===== Entries provided

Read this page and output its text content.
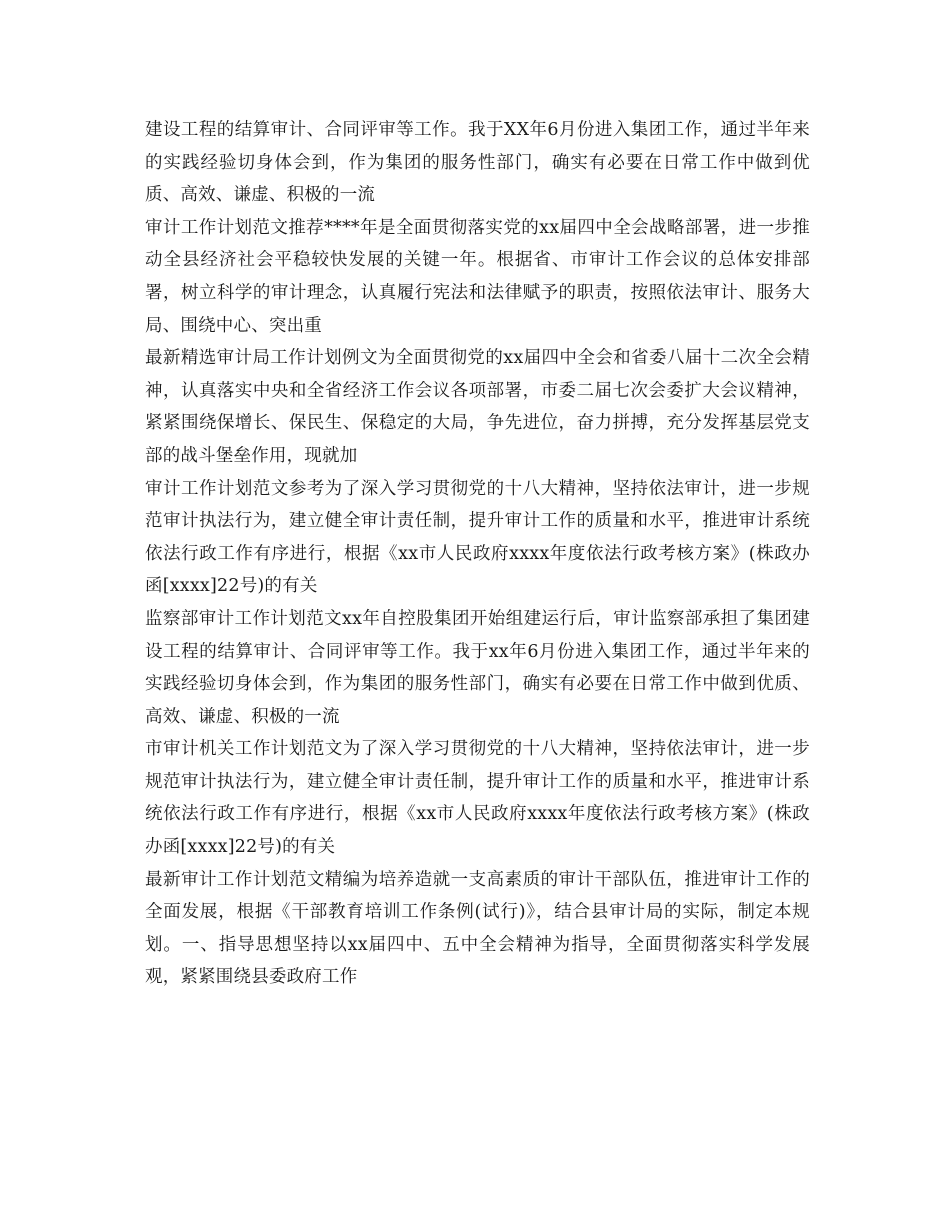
建设工程的结算审计、合同评审等工作。我于XX年6月份进入集团工作，通过半年来的实践经验切身体会到，作为集团的服务性部门，确实有必要在日常工作中做到优质、高效、谦虚、积极的一流

审计工作计划范文推荐****年是全面贯彻落实党的xx届四中全会战略部署，进一步推动全县经济社会平稳较快发展的关键一年。根据省、市审计工作会议的总体安排部署，树立科学的审计理念，认真履行宪法和法律赋予的职责，按照依法审计、服务大局、围绕中心、突出重

最新精选审计局工作计划例文为全面贯彻党的xx届四中全会和省委八届十二次全会精神，认真落实中央和全省经济工作会议各项部署，市委二届七次会委扩大会议精神，紧紧围绕保增长、保民生、保稳定的大局，争先进位，奋力拼搏，充分发挥基层党支部的战斗堡垒作用，现就加

审计工作计划范文参考为了深入学习贯彻党的十八大精神，坚持依法审计，进一步规范审计执法行为，建立健全审计责任制，提升审计工作的质量和水平，推进审计系统依法行政工作有序进行，根据《xx市人民政府xxxx年度依法行政考核方案》(株政办函[xxxx]22号)的有关

监察部审计工作计划范文xx年自控股集团开始组建运行后，审计监察部承担了集团建设工程的结算审计、合同评审等工作。我于xx年6月份进入集团工作，通过半年来的实践经验切身体会到，作为集团的服务性部门，确实有必要在日常工作中做到优质、高效、谦虚、积极的一流

市审计机关工作计划范文为了深入学习贯彻党的十八大精神，坚持依法审计，进一步规范审计执法行为，建立健全审计责任制，提升审计工作的质量和水平，推进审计系统依法行政工作有序进行，根据《xx市人民政府xxxx年度依法行政考核方案》(株政办函[xxxx]22号)的有关

最新审计工作计划范文精编为培养造就一支高素质的审计干部队伍，推进审计工作的全面发展，根据《干部教育培训工作条例(试行)》，结合县审计局的实际，制定本规划。一、指导思想坚持以xx届四中、五中全会精神为指导，全面贯彻落实科学发展观，紧紧围绕县委政府工作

==========

*The request*.
From the data above, copy each line where the string "建立健全审计责任制" appears.

*Task answer*.
审计工作计划范文参考为了深入学习贯彻党的十八大精神，坚持依法审计，进一步规范审计执法行为，建立健全审计责任制，提升审计工作的质量和水平，推进审计系统依法行政工作有序进行，根据《xx市人民政府xxxx年度依法行政考核方案》(株政办函[xxxx]22号)的有关
市审计机关工作计划范文为了深入学习贯彻党的十八大精神，坚持依法审计，进一步规范审计执法行为，建立健全审计责任制，提升审计工作的质量和水平，推进审计系统依法行政工作有序进行，根据《xx市人民政府xxxx年度依法行政考核方案》(株政办函[xxxx]22号)的有关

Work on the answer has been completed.